==== GIVEN ENTRIES ====

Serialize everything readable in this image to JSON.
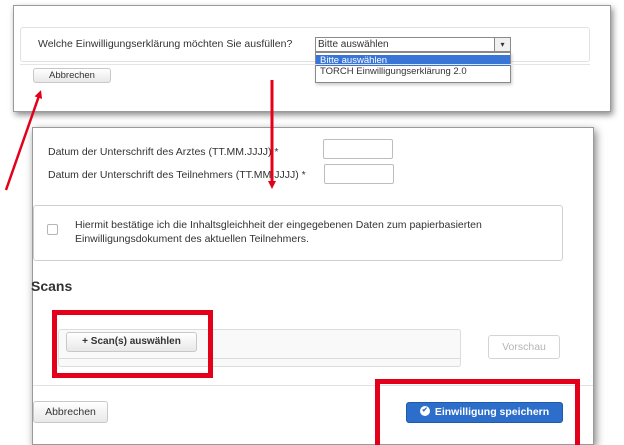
{
  "top_panel": {
    "question": "Welche Einwilligungserklärung möchten Sie ausfüllen?",
    "select_value": "Bitte auswählen",
    "options": [
      "Bitte auswählen",
      "TORCH Einwilligungserklärung 2.0"
    ],
    "cancel_label": "Abbrechen"
  },
  "main_panel": {
    "doctor_date_label": "Datum der Unterschrift des Arztes (TT.MM.JJJJ) *",
    "participant_date_label": "Datum der Unterschrift des Teilnehmers (TT.MM.JJJJ) *",
    "confirm_text": "Hiermit bestätige ich die Inhaltsgleichheit der eingegebenen Daten zum papierbasierten Einwilligungsdokument des aktuellen Teilnehmers.",
    "scans_heading": "Scans",
    "scan_button_label": "Scan(s) auswählen",
    "scan_button_prefix": "+",
    "preview_label": "Vorschau",
    "cancel_label": "Abbrechen",
    "save_label": "Einwilligung speichern",
    "save_icon": "check-circle-icon"
  },
  "annotation_color": "#e3001b"
}
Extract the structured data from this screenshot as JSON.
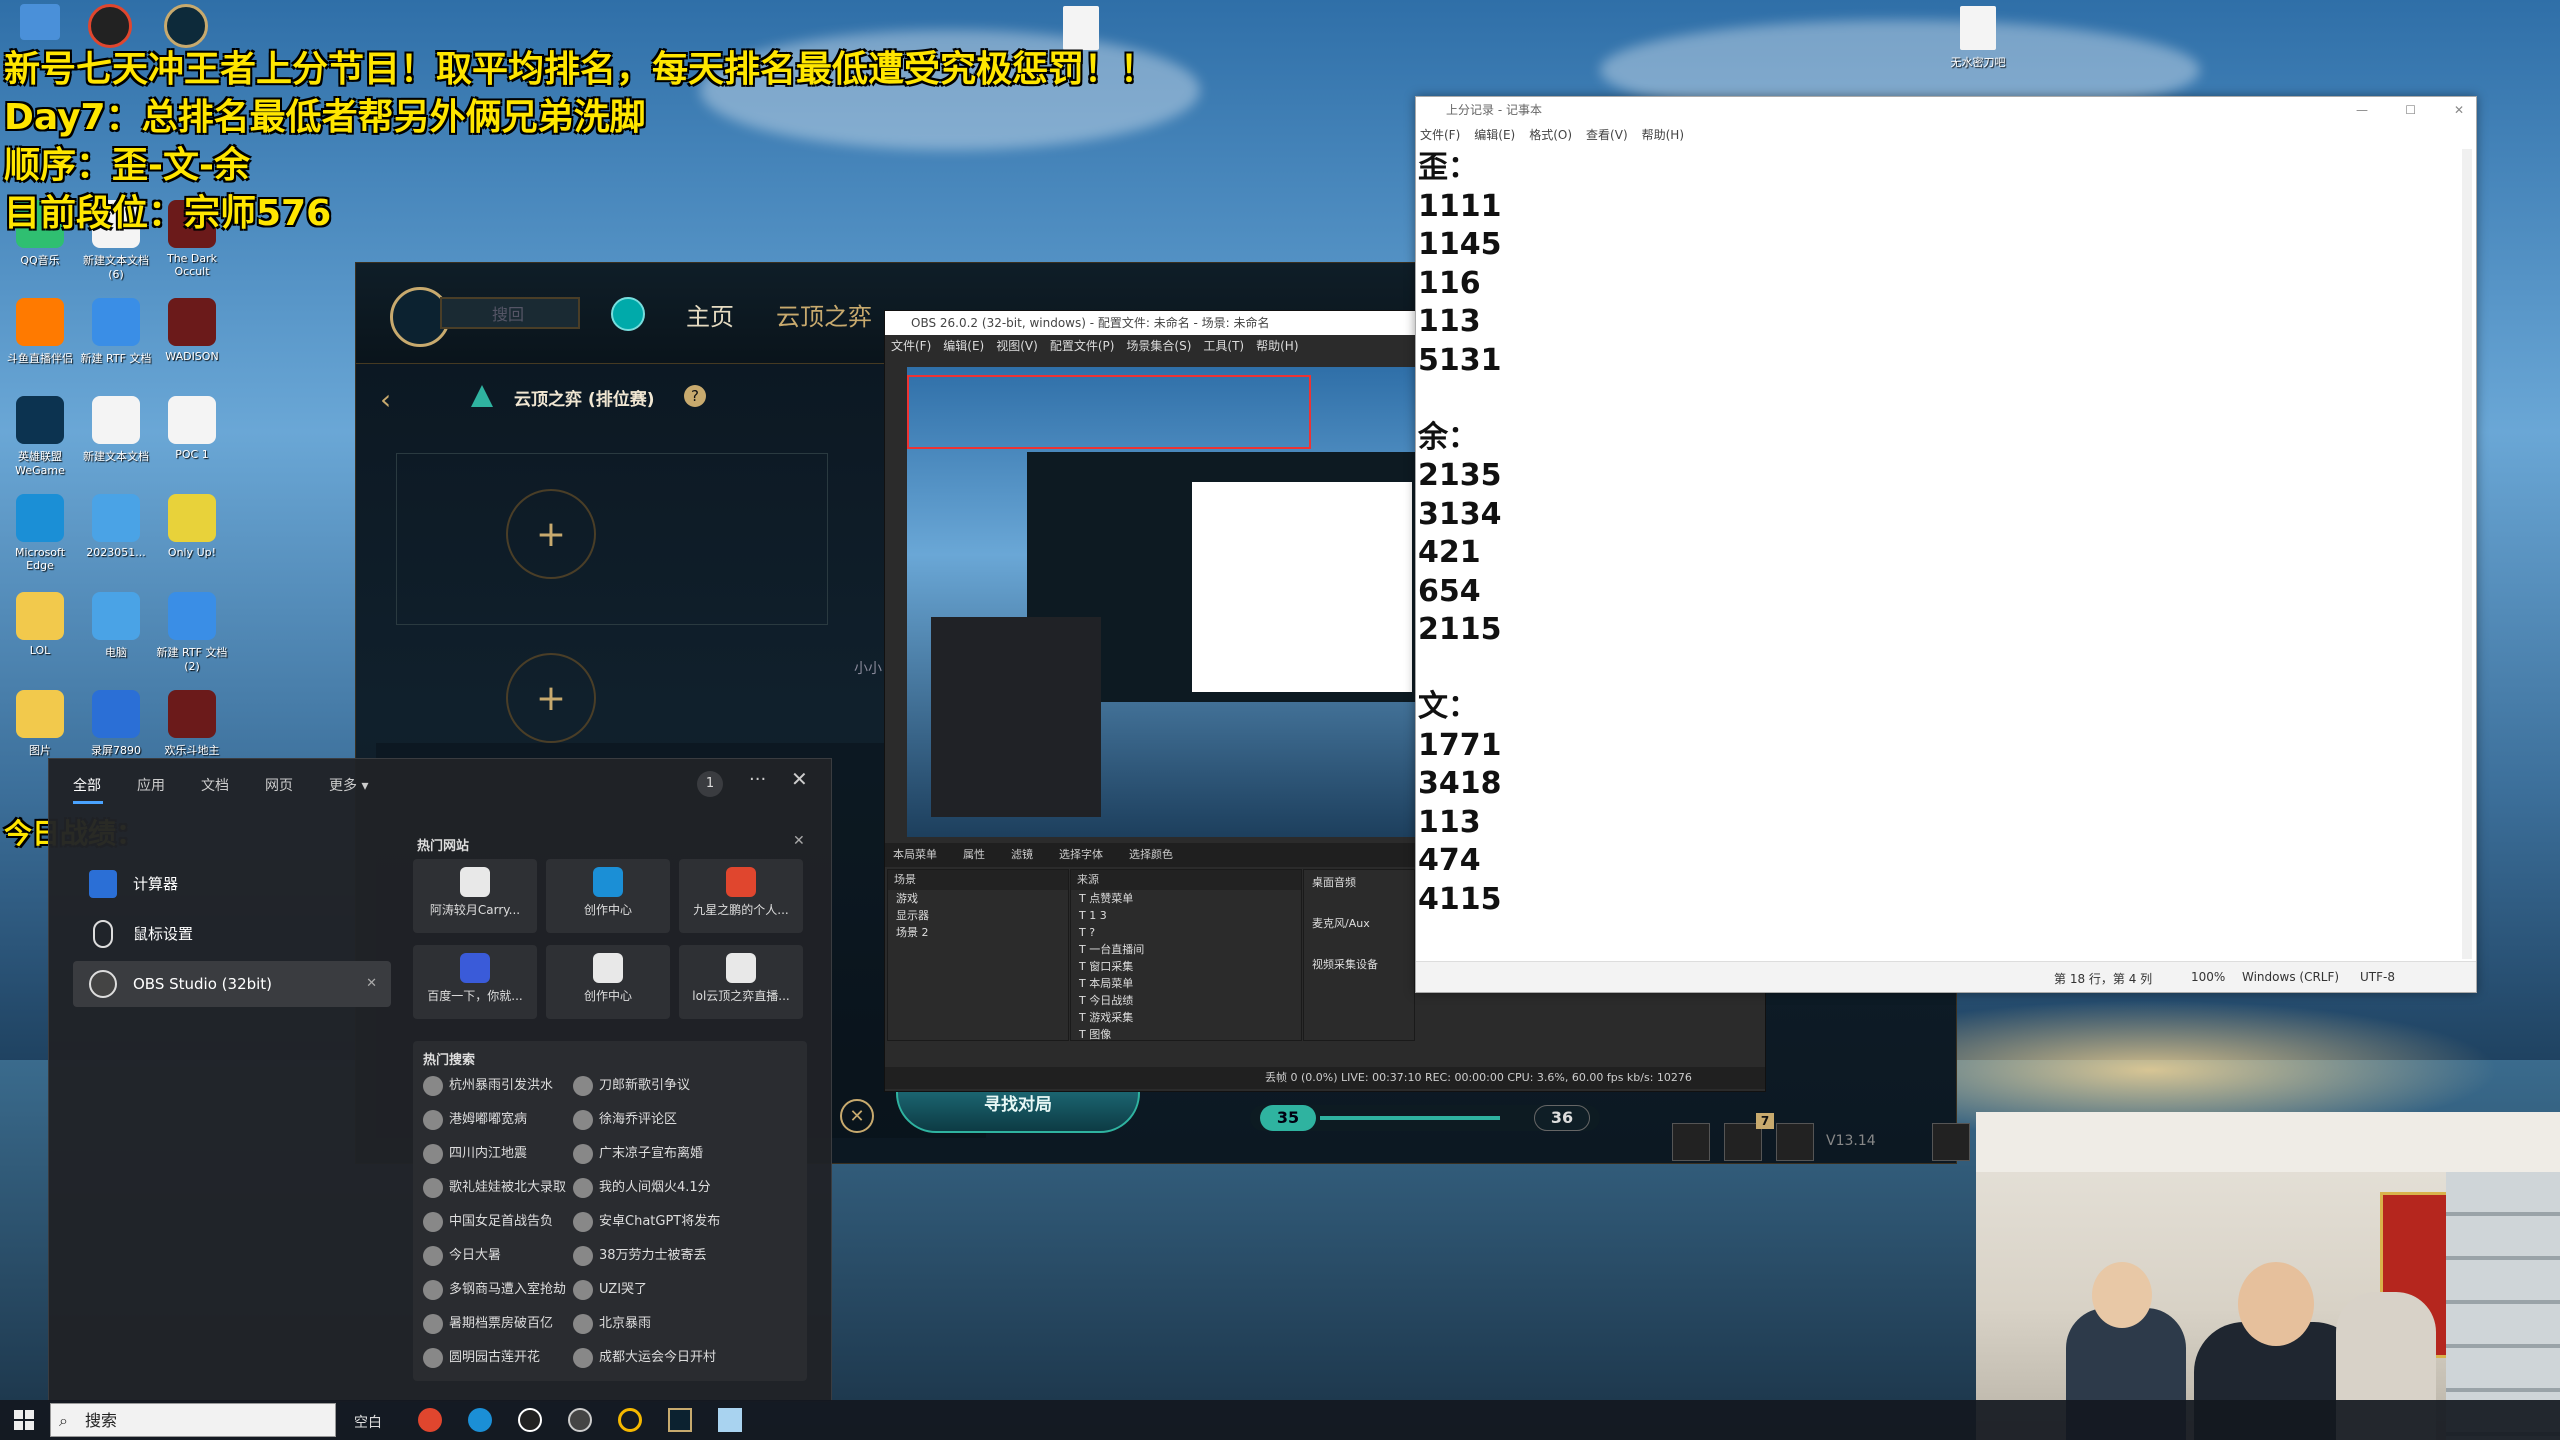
{
  "overlay": {
    "line1": "新号七天冲王者上分节目！取平均排名，每天排名最低遭受究极惩罚！！",
    "line2": "Day7：总排名最低者帮另外俩兄弟洗脚",
    "line3": "顺序：歪-文-余",
    "line4": "目前段位：宗师576",
    "today": "今日战绩："
  },
  "desktop_icons": [
    {
      "label": "QQ音乐",
      "icon": "qq-music-icon"
    },
    {
      "label": "新建文本文档 (6)",
      "icon": "text-file-icon"
    },
    {
      "label": "The Dark Occult",
      "icon": "game-icon"
    },
    {
      "label": "斗鱼直播伴侣",
      "icon": "douyu-icon"
    },
    {
      "label": "新建 RTF 文档",
      "icon": "rtf-file-icon"
    },
    {
      "label": "WADISON",
      "icon": "game-icon"
    },
    {
      "label": "英雄联盟WeGame",
      "icon": "wegame-icon"
    },
    {
      "label": "新建文本文档",
      "icon": "text-file-icon"
    },
    {
      "label": "POC 1",
      "icon": "text-file-icon"
    },
    {
      "label": "Microsoft Edge",
      "icon": "edge-icon"
    },
    {
      "label": "2023051...",
      "icon": "image-file-icon"
    },
    {
      "label": "Only Up!",
      "icon": "onlyup-icon"
    },
    {
      "label": "LOL",
      "icon": "folder-icon"
    },
    {
      "label": "电脑",
      "icon": "image-file-icon"
    },
    {
      "label": "新建 RTF 文档 (2)",
      "icon": "rtf-file-icon"
    },
    {
      "label": "图片",
      "icon": "folder-icon"
    },
    {
      "label": "录屏7890",
      "icon": "audio-icon"
    },
    {
      "label": "欢乐斗地主",
      "icon": "game-icon"
    }
  ],
  "top_files": [
    {
      "label": "",
      "icon": "text-file-icon"
    },
    {
      "label": "无水密刀吧",
      "icon": "text-file-icon"
    }
  ],
  "game": {
    "nav_home": "主页",
    "nav_tft": "云顶之弈",
    "mode": "云顶之弈 (排位赛)",
    "search_placeholder": "搜回",
    "side_label": "小小",
    "find_match": "寻找对局",
    "counter_left": "35",
    "counter_right": "36",
    "version": "V13.14",
    "badge": "7"
  },
  "notepad": {
    "title": "上分记录 - 记事本",
    "menu": [
      "文件(F)",
      "编辑(E)",
      "格式(O)",
      "查看(V)",
      "帮助(H)"
    ],
    "lines": [
      "歪：",
      "1111",
      "1145",
      "116",
      "113",
      "5131",
      "",
      "余：",
      "2135",
      "3134",
      "421",
      "654",
      "2115",
      "",
      "文：",
      "1771",
      "3418",
      "113",
      "474",
      "4115"
    ],
    "status_pos": "第 18 行，第 4 列",
    "status_zoom": "100%",
    "status_eol": "Windows (CRLF)",
    "status_enc": "UTF-8"
  },
  "obs": {
    "title": "OBS 26.0.2 (32-bit, windows) - 配置文件: 未命名 - 场景: 未命名",
    "menu": [
      "文件(F)",
      "编辑(E)",
      "视图(V)",
      "配置文件(P)",
      "场景集合(S)",
      "工具(T)",
      "帮助(H)"
    ],
    "toolbar": [
      "本局菜单",
      "属性",
      "滤镜",
      "选择字体",
      "选择颜色"
    ],
    "scenes_header": "场景",
    "sources_header": "来源",
    "scenes": [
      "游戏",
      "显示器",
      "场景 2"
    ],
    "sources": [
      "点赞菜单",
      "1 3",
      "?",
      "一台直播间",
      "窗口采集",
      "本局菜单",
      "今日战绩",
      "游戏采集",
      "图像"
    ],
    "mixer": [
      "桌面音频",
      "麦克风/Aux",
      "视频采集设备"
    ],
    "status": "丢帧 0 (0.0%)   LIVE: 00:37:10   REC: 00:00:00   CPU: 3.6%, 60.00 fps   kb/s: 10276"
  },
  "start_menu": {
    "tabs": [
      "全部",
      "应用",
      "文档",
      "网页",
      "更多"
    ],
    "count": "1",
    "results": [
      "计算器",
      "鼠标设置",
      "OBS Studio (32bit)"
    ],
    "hot_sites_title": "热门网站",
    "tiles": [
      "阿涛较月Carry...",
      "创作中心",
      "九星之鹏的个人...",
      "百度一下，你就...",
      "创作中心",
      "lol云顶之弈直播..."
    ],
    "hot_search_title": "热门搜索",
    "hot_searches": [
      [
        "杭州暴雨引发洪水",
        "刀郎新歌引争议"
      ],
      [
        "港姆嘟嘟宽病",
        "徐海乔评论区"
      ],
      [
        "四川内江地震",
        "广末凉子宣布离婚"
      ],
      [
        "歌礼娃娃被北大录取",
        "我的人间烟火4.1分"
      ],
      [
        "中国女足首战告负",
        "安卓ChatGPT将发布"
      ],
      [
        "今日大暑",
        "38万劳力士被寄丢"
      ],
      [
        "多钢商马遭入室抢劫",
        "UZI哭了"
      ],
      [
        "暑期档票房破百亿",
        "北京暴雨"
      ],
      [
        "圆明园古莲开花",
        "成都大运会今日开村"
      ]
    ]
  },
  "taskbar": {
    "search_placeholder": "搜索",
    "weather": "空白"
  }
}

====

**EXERCISE DESCRIPTION**: Give the entries again word for word, but skip the pictures.

**WRITTEN ANSWER**:
Serialize everything readable in this image to JSON.
{
  "top_panel": {
    "question": "Welche Einwilligungserklärung möchten Sie ausfüllen?",
    "select_value": "Bitte auswählen",
    "options": [
      "Bitte auswählen",
      "TORCH Einwilligungserklärung 2.0"
    ],
    "cancel_label": "Abbrechen"
  },
  "main_panel": {
    "doctor_date_label": "Datum der Unterschrift des Arztes (TT.MM.JJJJ) *",
    "participant_date_label": "Datum der Unterschrift des Teilnehmers (TT.MM.JJJJ) *",
    "confirm_text": "Hiermit bestätige ich die Inhaltsgleichheit der eingegebenen Daten zum papierbasierten Einwilligungsdokument des aktuellen Teilnehmers.",
    "scans_heading": "Scans",
    "scan_button_label": "Scan(s) auswählen",
    "scan_button_prefix": "+",
    "preview_label": "Vorschau",
    "cancel_label": "Abbrechen",
    "save_label": "Einwilligung speichern",
    "save_icon": "check-circle-icon"
  },
  "annotation_color": "#e3001b"
}
Extract the structured data from this screenshot as JSON.
{
  "overlay": {
    "line1": "新号七天冲王者上分节目！取平均排名，每天排名最低遭受究极惩罚！！",
    "line2": "Day7：总排名最低者帮另外俩兄弟洗脚",
    "line3": "顺序：歪-文-余",
    "line4": "目前段位：宗师576",
    "today": "今日战绩："
  },
  "desktop_icons": [
    {
      "label": "QQ音乐",
      "icon": "qq-music-icon"
    },
    {
      "label": "新建文本文档 (6)",
      "icon": "text-file-icon"
    },
    {
      "label": "The Dark Occult",
      "icon": "game-icon"
    },
    {
      "label": "斗鱼直播伴侣",
      "icon": "douyu-icon"
    },
    {
      "label": "新建 RTF 文档",
      "icon": "rtf-file-icon"
    },
    {
      "label": "WADISON",
      "icon": "game-icon"
    },
    {
      "label": "英雄联盟WeGame",
      "icon": "wegame-icon"
    },
    {
      "label": "新建文本文档",
      "icon": "text-file-icon"
    },
    {
      "label": "POC 1",
      "icon": "text-file-icon"
    },
    {
      "label": "Microsoft Edge",
      "icon": "edge-icon"
    },
    {
      "label": "2023051...",
      "icon": "image-file-icon"
    },
    {
      "label": "Only Up!",
      "icon": "onlyup-icon"
    },
    {
      "label": "LOL",
      "icon": "folder-icon"
    },
    {
      "label": "电脑",
      "icon": "image-file-icon"
    },
    {
      "label": "新建 RTF 文档 (2)",
      "icon": "rtf-file-icon"
    },
    {
      "label": "图片",
      "icon": "folder-icon"
    },
    {
      "label": "录屏7890",
      "icon": "audio-icon"
    },
    {
      "label": "欢乐斗地主",
      "icon": "game-icon"
    }
  ],
  "top_files": [
    {
      "label": "",
      "icon": "text-file-icon"
    },
    {
      "label": "无水密刀吧",
      "icon": "text-file-icon"
    }
  ],
  "game": {
    "nav_home": "主页",
    "nav_tft": "云顶之弈",
    "mode": "云顶之弈 (排位赛)",
    "search_placeholder": "搜回",
    "side_label": "小小",
    "find_match": "寻找对局",
    "counter_left": "35",
    "counter_right": "36",
    "version": "V13.14",
    "badge": "7"
  },
  "notepad": {
    "title": "上分记录 - 记事本",
    "menu": [
      "文件(F)",
      "编辑(E)",
      "格式(O)",
      "查看(V)",
      "帮助(H)"
    ],
    "lines": [
      "歪：",
      "1111",
      "1145",
      "116",
      "113",
      "5131",
      "",
      "余：",
      "2135",
      "3134",
      "421",
      "654",
      "2115",
      "",
      "文：",
      "1771",
      "3418",
      "113",
      "474",
      "4115"
    ],
    "status_pos": "第 18 行，第 4 列",
    "status_zoom": "100%",
    "status_eol": "Windows (CRLF)",
    "status_enc": "UTF-8"
  },
  "obs": {
    "title": "OBS 26.0.2 (32-bit, windows) - 配置文件: 未命名 - 场景: 未命名",
    "menu": [
      "文件(F)",
      "编辑(E)",
      "视图(V)",
      "配置文件(P)",
      "场景集合(S)",
      "工具(T)",
      "帮助(H)"
    ],
    "toolbar": [
      "本局菜单",
      "属性",
      "滤镜",
      "选择字体",
      "选择颜色"
    ],
    "scenes_header": "场景",
    "sources_header": "来源",
    "scenes": [
      "游戏",
      "显示器",
      "场景 2"
    ],
    "sources": [
      "点赞菜单",
      "1 3",
      "?",
      "一台直播间",
      "窗口采集",
      "本局菜单",
      "今日战绩",
      "游戏采集",
      "图像"
    ],
    "mixer": [
      "桌面音频",
      "麦克风/Aux",
      "视频采集设备"
    ],
    "status": "丢帧 0 (0.0%)   LIVE: 00:37:10   REC: 00:00:00   CPU: 3.6%, 60.00 fps   kb/s: 10276"
  },
  "start_menu": {
    "tabs": [
      "全部",
      "应用",
      "文档",
      "网页",
      "更多"
    ],
    "count": "1",
    "results": [
      "计算器",
      "鼠标设置",
      "OBS Studio (32bit)"
    ],
    "hot_sites_title": "热门网站",
    "tiles": [
      "阿涛较月Carry...",
      "创作中心",
      "九星之鹏的个人...",
      "百度一下，你就...",
      "创作中心",
      "lol云顶之弈直播..."
    ],
    "hot_search_title": "热门搜索",
    "hot_searches": [
      [
        "杭州暴雨引发洪水",
        "刀郎新歌引争议"
      ],
      [
        "港姆嘟嘟宽病",
        "徐海乔评论区"
      ],
      [
        "四川内江地震",
        "广末凉子宣布离婚"
      ],
      [
        "歌礼娃娃被北大录取",
        "我的人间烟火4.1分"
      ],
      [
        "中国女足首战告负",
        "安卓ChatGPT将发布"
      ],
      [
        "今日大暑",
        "38万劳力士被寄丢"
      ],
      [
        "多钢商马遭入室抢劫",
        "UZI哭了"
      ],
      [
        "暑期档票房破百亿",
        "北京暴雨"
      ],
      [
        "圆明园古莲开花",
        "成都大运会今日开村"
      ]
    ]
  },
  "taskbar": {
    "search_placeholder": "搜索",
    "weather": "空白"
  }
}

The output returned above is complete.